Return each line containing "помощь".

(Stored records)
....

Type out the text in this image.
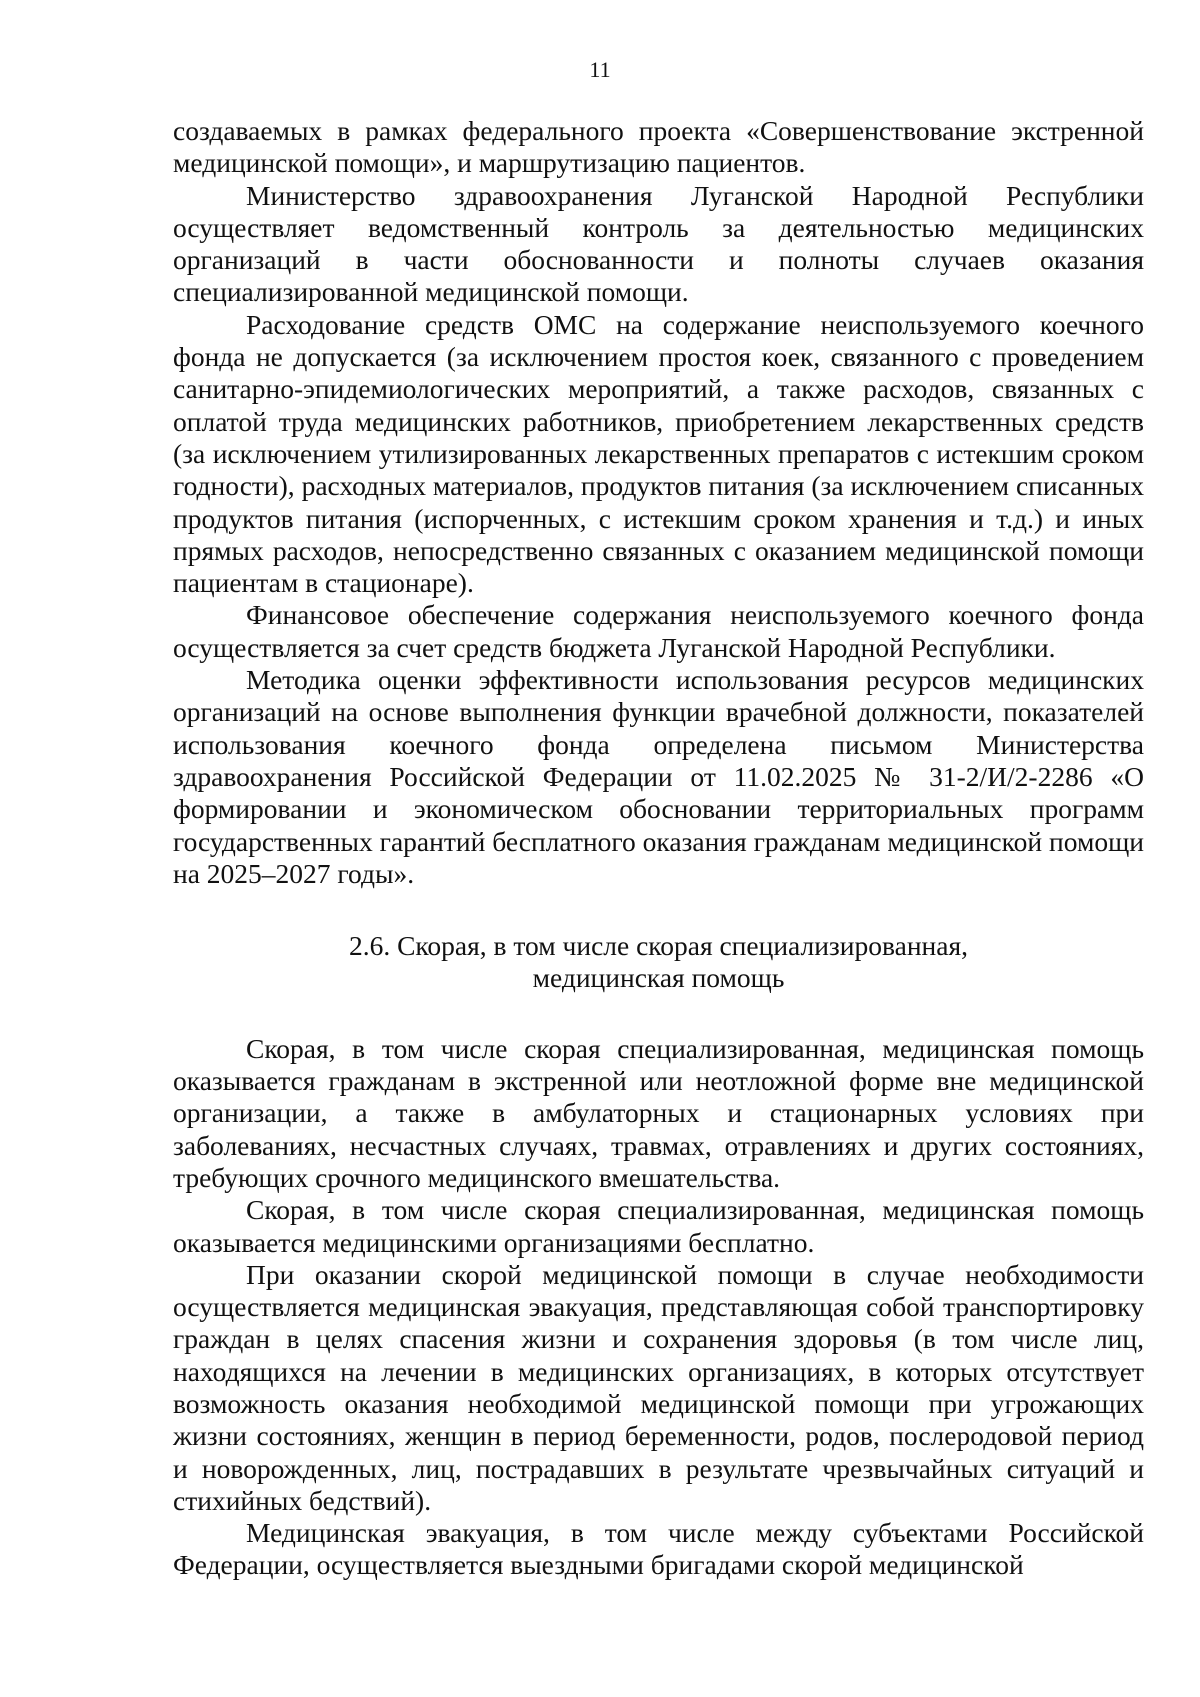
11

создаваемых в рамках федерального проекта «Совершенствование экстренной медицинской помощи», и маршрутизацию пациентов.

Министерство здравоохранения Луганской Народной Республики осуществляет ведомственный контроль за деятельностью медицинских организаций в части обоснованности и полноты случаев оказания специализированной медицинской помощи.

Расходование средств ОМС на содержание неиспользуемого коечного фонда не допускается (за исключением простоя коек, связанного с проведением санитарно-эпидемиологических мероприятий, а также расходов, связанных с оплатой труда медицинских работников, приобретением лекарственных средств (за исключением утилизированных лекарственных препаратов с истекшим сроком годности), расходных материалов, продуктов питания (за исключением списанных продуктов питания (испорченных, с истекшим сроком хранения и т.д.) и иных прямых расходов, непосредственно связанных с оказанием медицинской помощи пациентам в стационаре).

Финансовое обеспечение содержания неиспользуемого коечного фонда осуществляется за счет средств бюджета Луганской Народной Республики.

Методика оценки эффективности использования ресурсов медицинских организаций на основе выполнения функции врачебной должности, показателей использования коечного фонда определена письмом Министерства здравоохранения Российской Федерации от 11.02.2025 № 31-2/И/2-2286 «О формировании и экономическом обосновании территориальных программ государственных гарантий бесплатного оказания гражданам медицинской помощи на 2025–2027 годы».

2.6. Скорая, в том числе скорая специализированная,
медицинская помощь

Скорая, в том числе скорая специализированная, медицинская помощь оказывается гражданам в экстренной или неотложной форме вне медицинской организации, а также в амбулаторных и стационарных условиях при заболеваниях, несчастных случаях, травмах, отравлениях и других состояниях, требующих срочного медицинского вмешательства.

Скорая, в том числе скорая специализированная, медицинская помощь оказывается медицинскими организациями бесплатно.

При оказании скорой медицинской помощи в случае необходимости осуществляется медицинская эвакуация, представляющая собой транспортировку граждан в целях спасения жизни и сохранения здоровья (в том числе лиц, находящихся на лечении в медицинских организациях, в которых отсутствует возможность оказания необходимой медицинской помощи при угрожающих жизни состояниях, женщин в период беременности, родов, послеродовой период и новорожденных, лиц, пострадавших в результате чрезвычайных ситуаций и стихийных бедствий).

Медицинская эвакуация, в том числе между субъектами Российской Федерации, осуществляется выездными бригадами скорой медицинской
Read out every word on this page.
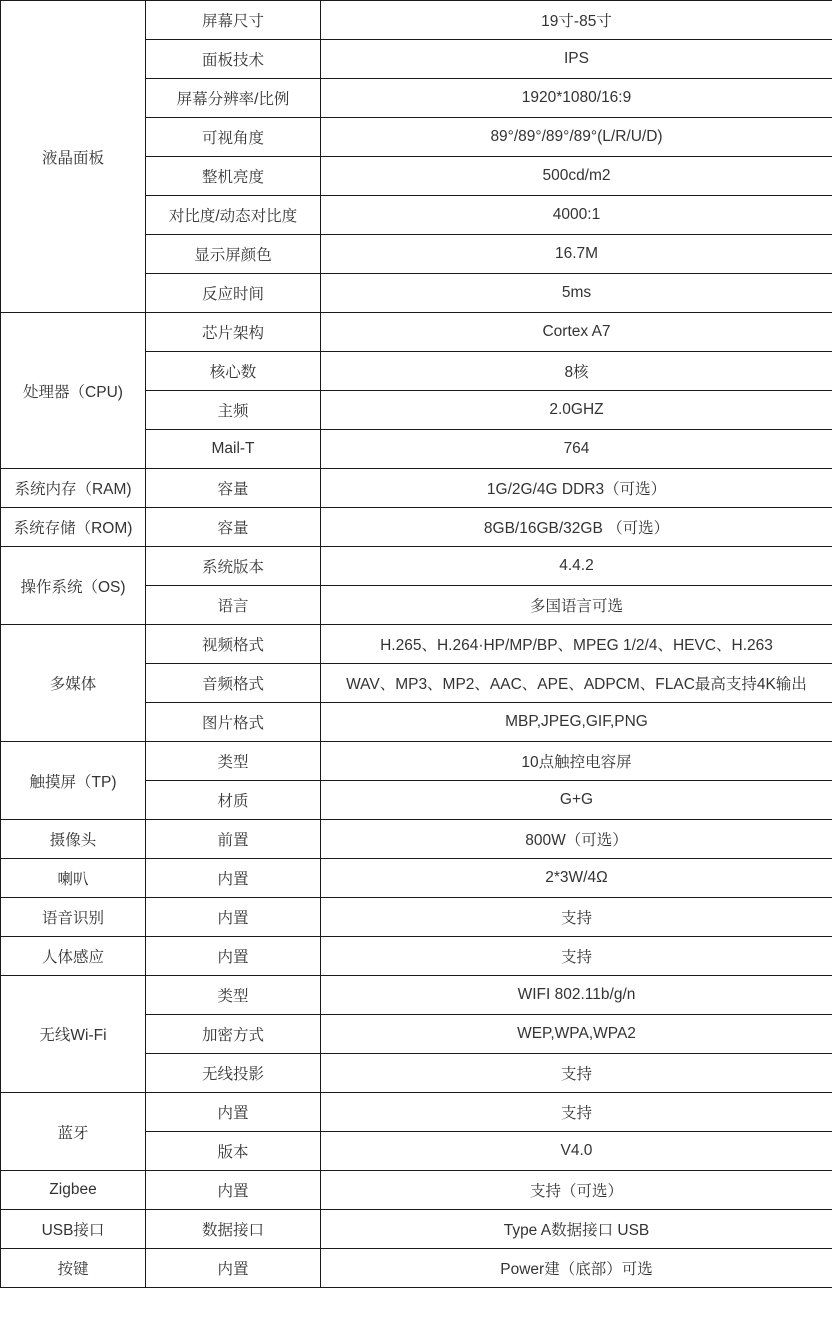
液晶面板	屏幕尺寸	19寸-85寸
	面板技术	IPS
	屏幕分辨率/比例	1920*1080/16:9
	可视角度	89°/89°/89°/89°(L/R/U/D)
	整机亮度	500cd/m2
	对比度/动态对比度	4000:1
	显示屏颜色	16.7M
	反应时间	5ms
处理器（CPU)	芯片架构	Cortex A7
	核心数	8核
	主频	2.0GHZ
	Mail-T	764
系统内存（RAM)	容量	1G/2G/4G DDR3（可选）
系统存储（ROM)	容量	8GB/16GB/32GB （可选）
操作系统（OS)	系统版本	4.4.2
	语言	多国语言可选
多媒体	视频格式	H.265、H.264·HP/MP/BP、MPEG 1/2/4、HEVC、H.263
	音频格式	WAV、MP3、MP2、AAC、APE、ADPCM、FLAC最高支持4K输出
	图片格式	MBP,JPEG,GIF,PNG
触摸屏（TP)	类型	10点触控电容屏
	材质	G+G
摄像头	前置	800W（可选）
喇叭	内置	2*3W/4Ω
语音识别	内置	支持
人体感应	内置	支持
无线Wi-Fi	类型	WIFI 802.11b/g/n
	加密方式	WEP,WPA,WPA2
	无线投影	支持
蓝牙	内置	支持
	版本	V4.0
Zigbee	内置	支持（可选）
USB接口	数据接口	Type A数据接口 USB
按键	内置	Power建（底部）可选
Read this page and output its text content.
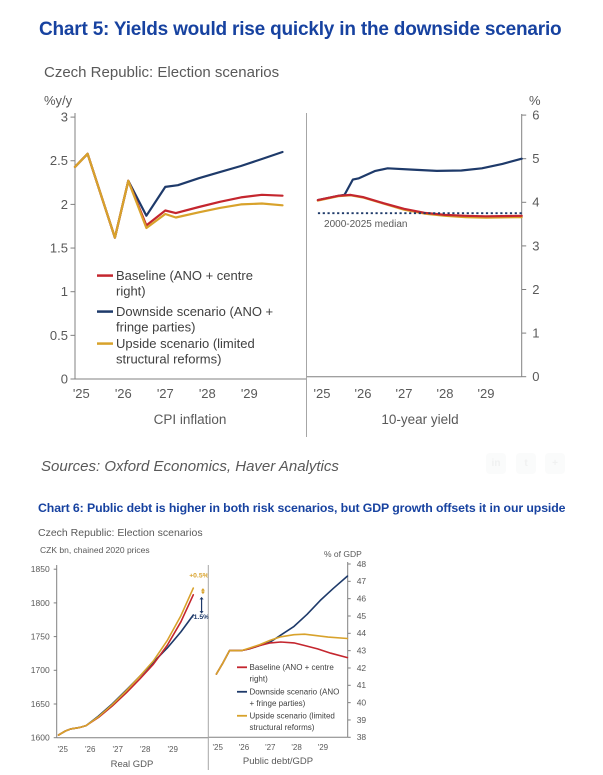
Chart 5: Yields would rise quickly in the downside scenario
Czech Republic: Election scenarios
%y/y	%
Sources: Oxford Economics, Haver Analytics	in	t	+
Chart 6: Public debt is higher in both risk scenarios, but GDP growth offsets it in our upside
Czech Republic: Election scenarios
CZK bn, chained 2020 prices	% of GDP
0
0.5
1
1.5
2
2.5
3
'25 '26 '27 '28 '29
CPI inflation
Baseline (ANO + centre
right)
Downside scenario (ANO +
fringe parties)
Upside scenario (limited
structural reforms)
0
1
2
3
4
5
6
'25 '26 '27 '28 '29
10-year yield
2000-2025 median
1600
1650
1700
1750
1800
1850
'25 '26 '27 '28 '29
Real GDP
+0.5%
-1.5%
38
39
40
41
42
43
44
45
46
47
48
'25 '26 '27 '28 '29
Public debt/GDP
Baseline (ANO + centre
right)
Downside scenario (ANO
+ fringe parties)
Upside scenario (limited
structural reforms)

....

> [Solution for this task]:
медицинская помощь
Скорая, в том числе скорая специализированная, медицинская помощь оказывается гражданам в экстренной или неотложной форме вне медицинской организации, а также в амбулаторных и стационарных условиях при заболеваниях, несчастных случаях, травмах, отравлениях и других состояниях, требующих срочного медицинского вмешательства.
Скорая, в том числе скорая специализированная, медицинская помощь оказывается медицинскими организациями бесплатно.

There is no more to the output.